#### ARTIGO

============

Essas pessoas não foram soltas porque eram inocentes, faltaram provas ou ocorreu alguma injustiça no julgamento
Elas foram soltas porque o Supremo entendeu que condenados só podem ser presos após o julgamento do último recurso na última instância.

Um exemplo tornará mais claro o que isso significa. Imagine que sua família entre em conflito com um vizinho e ele mate alguém da sua família. Mesmo se for condenado por um juiz, ele não irá preso. Ele poderá oferecer vários recursos até ser julgado, anos depois, por um tribunal. Mesmo assim, ele ainda não irá preso ainda, podendo oferecer vários recursos até ser julgado, em Brasília, por um novo tribunal, anos mais tarde. Novamente, não irá preso, mas poderá oferecer novos recursos até que, muitos anos depois, um quarto tribunal o julgue.

Após vários recursos nessa quarta instância, o processo se encerrará, mas provavelmente o condenado não será preso novamente. Isso porque o processo terá prescrito. Como o caso demorou muito tempo na Justiça, o criminoso não sofrerá nenhuma consequência. Em bom português, ele se safa.

Foi assim com Omar Coelho Vítor, fazendeiro que alvejou Dirceu Moreira Brandão Filho numa feira agropecuária, por ter cantado sua mulher. Mesmo sendo atingido na boca e em região próxima à coluna, Dirceu sobreviveu por sorte. Omar foi condenado a seis meses de prisão.  O processo se arrastou por 21 anos na Justiça e, em 2012, o crime prescreveu.

Foi assim com Luiz Rufino, que matou Eusébio Oliveira após uma discussão porque este estacionou na frente de sua banca de jornais.  
O processo demorou vinte e cinco anos e, em 2016, ainda não tinha se encerrado. 
Nessa época, Rufino tinha 87 anos e várias autoridades do caso já haviam morrido. Ao fim, o crime também prescreveu.

============

Registros de anotação de layout:
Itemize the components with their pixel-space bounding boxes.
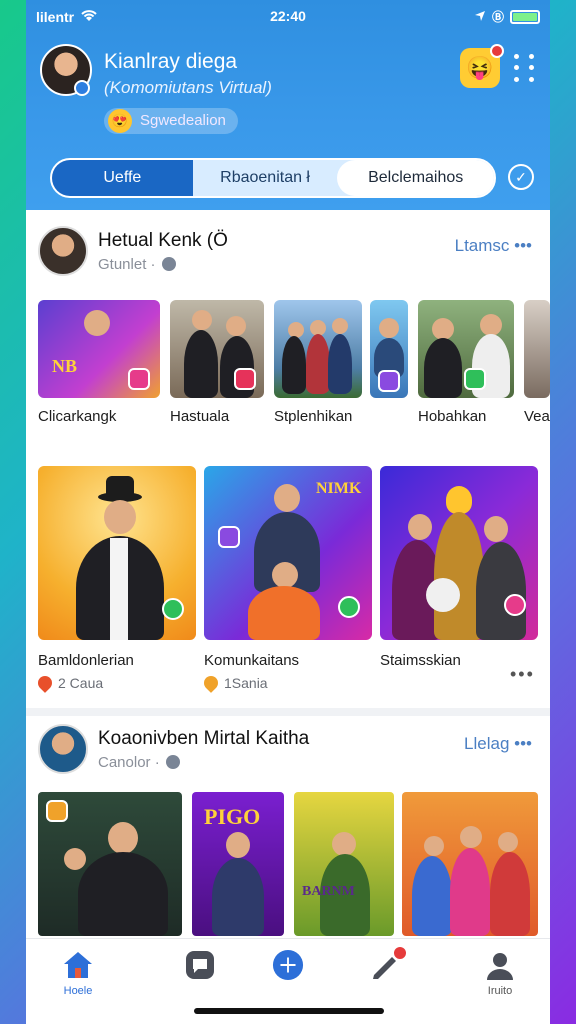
location-pin-icon xyxy=(35,673,55,693)
profile-subtitle: (Komomiutans Virtual) xyxy=(104,78,272,97)
segmented-control: Ueffe Rbaoenitan ł Belclemaihos xyxy=(50,158,496,198)
tab-add[interactable] xyxy=(260,949,316,985)
card-image xyxy=(38,466,196,640)
strip-item[interactable] xyxy=(370,300,408,398)
tab-profile[interactable]: Iruito xyxy=(472,949,528,997)
section-subtitle: Canolor · xyxy=(98,754,180,771)
battery-icon xyxy=(510,9,540,24)
status-bar: lilentr 22:40 Ⓑ xyxy=(26,0,550,34)
menu-button[interactable] xyxy=(514,54,538,82)
verified-icon xyxy=(161,257,176,271)
profile-name: Kianlray diega xyxy=(104,50,238,73)
thumbnail-image: NB xyxy=(38,300,160,398)
menu-dot-icon xyxy=(529,65,534,71)
card-meta: 2 Caua xyxy=(35,673,196,693)
strip-label: Clicarkangk xyxy=(38,408,117,425)
notification-dot xyxy=(490,44,504,58)
thumbnail-image xyxy=(524,300,550,398)
emoji-icon: 😍 xyxy=(108,109,132,133)
thumbnail-image xyxy=(170,300,264,398)
add-icon xyxy=(272,949,304,981)
strip-label: Hastuala xyxy=(170,408,230,425)
more-options-icon[interactable]: ••• xyxy=(510,664,535,685)
mood-pill[interactable]: 😍 Sgwedealion xyxy=(104,108,238,134)
mood-label: Sgwedealion xyxy=(140,112,226,129)
tab-chat[interactable] xyxy=(172,949,228,985)
profile-icon xyxy=(484,949,516,981)
card-title: Bamldonlerian xyxy=(38,652,134,669)
phone-screen: lilentr 22:40 Ⓑ Kianlray diega (Komomiut… xyxy=(26,0,550,1024)
tab-segment-3[interactable]: Belclemaihos xyxy=(337,160,494,196)
location-pin-icon xyxy=(201,673,221,693)
strip-label: Vea xyxy=(524,408,550,425)
sticker-button[interactable]: 😝 xyxy=(460,44,504,88)
section-title: Hetual Kenk (Ö xyxy=(98,230,228,251)
bottom-thumbnail[interactable] xyxy=(38,792,182,936)
strip-item[interactable]: Hastuala xyxy=(170,300,264,425)
header: lilentr 22:40 Ⓑ Kianlray diega (Komomiut… xyxy=(26,0,550,210)
menu-dot-icon xyxy=(514,76,519,82)
tab-home[interactable]: Hoele xyxy=(50,949,106,997)
bottom-thumbnail[interactable]: PIGO xyxy=(192,792,284,936)
menu-dot-icon xyxy=(529,54,534,59)
home-indicator[interactable] xyxy=(194,1008,384,1014)
strip-item[interactable]: NB Clicarkangk xyxy=(38,300,160,425)
status-time: 22:40 xyxy=(270,8,306,24)
card-image xyxy=(380,466,538,640)
chat-icon xyxy=(184,949,216,981)
strip-item[interactable]: Vea xyxy=(524,300,550,425)
avatar[interactable] xyxy=(38,724,88,774)
section-subtitle: Gtunlet · xyxy=(98,256,176,273)
strip-label: Hobahkan xyxy=(418,408,487,425)
tab-edit[interactable] xyxy=(358,945,414,985)
card-title: Komunkaitans xyxy=(204,652,300,669)
section-action-link[interactable]: Ltamsc ••• xyxy=(455,236,532,256)
strip-item[interactable]: Hobahkan xyxy=(418,300,514,425)
content-card[interactable]: Staimsskian xyxy=(380,466,538,669)
check-icon[interactable]: ✓ xyxy=(508,164,534,190)
pen-icon xyxy=(370,945,408,981)
section-header-1: Hetual Kenk (Ö Gtunlet · Ltamsc ••• xyxy=(38,226,538,282)
menu-dot-icon xyxy=(514,65,519,71)
thumbnail-strip: NB Clicarkangk Hastuala Stplenhikan Hoba… xyxy=(38,300,550,430)
strip-item[interactable]: Stplenhikan xyxy=(274,300,362,425)
verified-icon xyxy=(165,755,180,769)
tab-label: Iruito xyxy=(487,985,513,997)
content-card[interactable]: Bamldonlerian 2 Caua xyxy=(35,466,196,693)
home-icon xyxy=(62,949,94,981)
location-icon xyxy=(474,9,486,25)
profile-block: Kianlray diega (Komomiutans Virtual) 😍 S… xyxy=(40,44,536,140)
menu-dot-icon xyxy=(514,54,519,59)
sticker-icon: 😝 xyxy=(466,55,494,80)
thumbnail-image xyxy=(370,300,408,398)
bottom-thumbnail[interactable] xyxy=(402,792,538,936)
verified-badge-icon xyxy=(74,80,90,96)
tab-segment-1[interactable]: Ueffe xyxy=(52,160,193,196)
content-card[interactable]: NIMK Komunkaitans 1Sania xyxy=(201,466,372,693)
strip-label: Stplenhikan xyxy=(274,408,353,425)
bottom-thumbnail[interactable]: BARNM xyxy=(294,792,394,936)
section-header-2: Koaonivben Mirtal Kaitha Canolor · Llela… xyxy=(38,724,538,780)
card-image: NIMK xyxy=(204,466,372,640)
avatar[interactable] xyxy=(38,226,88,276)
section-action-link[interactable]: Llelag ••• xyxy=(464,734,532,754)
thumbnail-image xyxy=(274,300,362,398)
divider xyxy=(26,708,550,716)
card-meta: 1Sania xyxy=(201,673,372,693)
menu-dot-icon xyxy=(529,76,534,82)
bluetooth-icon: Ⓑ xyxy=(491,10,504,24)
tab-label: Hoele xyxy=(63,985,93,997)
notification-dot xyxy=(392,945,408,961)
section-title: Koaonivben Mirtal Kaitha xyxy=(98,728,310,749)
tab-segment-2[interactable]: Rbaoenitan ł xyxy=(193,160,338,196)
thumbnail-image xyxy=(418,300,514,398)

============

#### OBJETIVO A
Atualize o texto sobre a prisão após recursos, reproduzindo-o de "Um exemplo tornará" até "tribunal o julgue.", inclusive, com "vizinho" substituído por "colega de trabalho".
#### OBJETIVO B
Quais pessoas são mencionadas pelo nome no texto sobre a prisão após recursos? Liste todas.

#### RESPOSTA COMPLETA A
Um exemplo tornará mais claro o que isso significa. Imagine que sua família entre em conflito com um colega de trabalho e ele mate alguém da sua família. Mesmo se for condenado por um juiz, ele não irá preso. Ele poderá oferecer vários recursos até ser julgado, anos depois, por um tribunal. Mesmo assim, ele ainda não irá preso ainda, podendo oferecer vários recursos até ser julgado, em Brasília, por um novo tribunal, anos mais tarde. Novamente, não irá preso, mas poderá oferecer novos recursos até que, muitos anos depois, um quarto tribunal o julgue.

#### RESPOSTA COMPLETA B
- Omar Coelho Vítor
- Dirceu Moreira Brandão Filho
- Luiz Rufino
- Eusébio Oliveira